** Begin Input records **
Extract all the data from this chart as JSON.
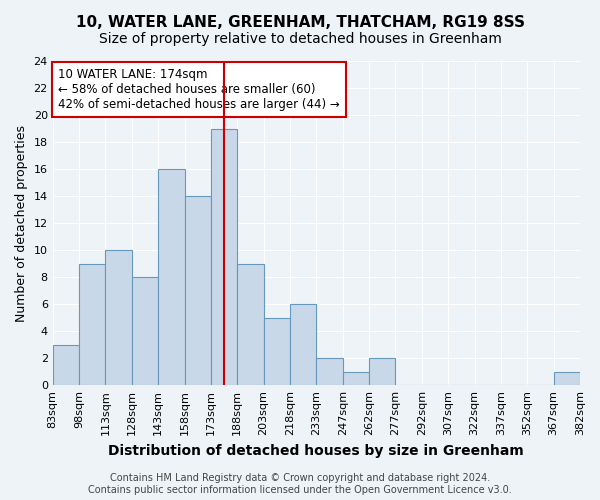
{
  "title": "10, WATER LANE, GREENHAM, THATCHAM, RG19 8SS",
  "subtitle": "Size of property relative to detached houses in Greenham",
  "xlabel": "Distribution of detached houses by size in Greenham",
  "ylabel": "Number of detached properties",
  "bin_labels": [
    "83sqm",
    "98sqm",
    "113sqm",
    "128sqm",
    "143sqm",
    "158sqm",
    "173sqm",
    "188sqm",
    "203sqm",
    "218sqm",
    "233sqm",
    "247sqm",
    "262sqm",
    "277sqm",
    "292sqm",
    "307sqm",
    "322sqm",
    "337sqm",
    "352sqm",
    "367sqm",
    "382sqm"
  ],
  "bar_heights": [
    3,
    9,
    10,
    8,
    16,
    14,
    19,
    9,
    5,
    6,
    2,
    1,
    2,
    0,
    0,
    0,
    0,
    0,
    0,
    1
  ],
  "bar_color": "#c8d8e8",
  "bar_edgecolor": "#6699bb",
  "vline_x": 6.5,
  "vline_color": "#cc0000",
  "ylim": [
    0,
    24
  ],
  "yticks": [
    0,
    2,
    4,
    6,
    8,
    10,
    12,
    14,
    16,
    18,
    20,
    22,
    24
  ],
  "annotation_title": "10 WATER LANE: 174sqm",
  "annotation_line1": "← 58% of detached houses are smaller (60)",
  "annotation_line2": "42% of semi-detached houses are larger (44) →",
  "annotation_box_color": "#ffffff",
  "annotation_box_edgecolor": "#cc0000",
  "footer_line1": "Contains HM Land Registry data © Crown copyright and database right 2024.",
  "footer_line2": "Contains public sector information licensed under the Open Government Licence v3.0.",
  "background_color": "#eef3f8",
  "plot_bg_color": "#eef3f8",
  "title_fontsize": 11,
  "subtitle_fontsize": 10,
  "axis_label_fontsize": 9,
  "tick_fontsize": 8,
  "footer_fontsize": 7
}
** End Input records **
* Short problem
Reproduce all the entries that precede this task, word for word, minus any pictures.

* Response for this exercise
Extract all the data from this chart as JSON.
{
  "title": "10, WATER LANE, GREENHAM, THATCHAM, RG19 8SS",
  "subtitle": "Size of property relative to detached houses in Greenham",
  "xlabel": "Distribution of detached houses by size in Greenham",
  "ylabel": "Number of detached properties",
  "bin_labels": [
    "83sqm",
    "98sqm",
    "113sqm",
    "128sqm",
    "143sqm",
    "158sqm",
    "173sqm",
    "188sqm",
    "203sqm",
    "218sqm",
    "233sqm",
    "247sqm",
    "262sqm",
    "277sqm",
    "292sqm",
    "307sqm",
    "322sqm",
    "337sqm",
    "352sqm",
    "367sqm",
    "382sqm"
  ],
  "bar_heights": [
    3,
    9,
    10,
    8,
    16,
    14,
    19,
    9,
    5,
    6,
    2,
    1,
    2,
    0,
    0,
    0,
    0,
    0,
    0,
    1
  ],
  "bar_color": "#c8d8e8",
  "bar_edgecolor": "#6699bb",
  "vline_x": 6.5,
  "vline_color": "#cc0000",
  "ylim": [
    0,
    24
  ],
  "yticks": [
    0,
    2,
    4,
    6,
    8,
    10,
    12,
    14,
    16,
    18,
    20,
    22,
    24
  ],
  "annotation_title": "10 WATER LANE: 174sqm",
  "annotation_line1": "← 58% of detached houses are smaller (60)",
  "annotation_line2": "42% of semi-detached houses are larger (44) →",
  "annotation_box_color": "#ffffff",
  "annotation_box_edgecolor": "#cc0000",
  "footer_line1": "Contains HM Land Registry data © Crown copyright and database right 2024.",
  "footer_line2": "Contains public sector information licensed under the Open Government Licence v3.0.",
  "background_color": "#eef3f8",
  "plot_bg_color": "#eef3f8",
  "title_fontsize": 11,
  "subtitle_fontsize": 10,
  "axis_label_fontsize": 9,
  "tick_fontsize": 8,
  "footer_fontsize": 7
}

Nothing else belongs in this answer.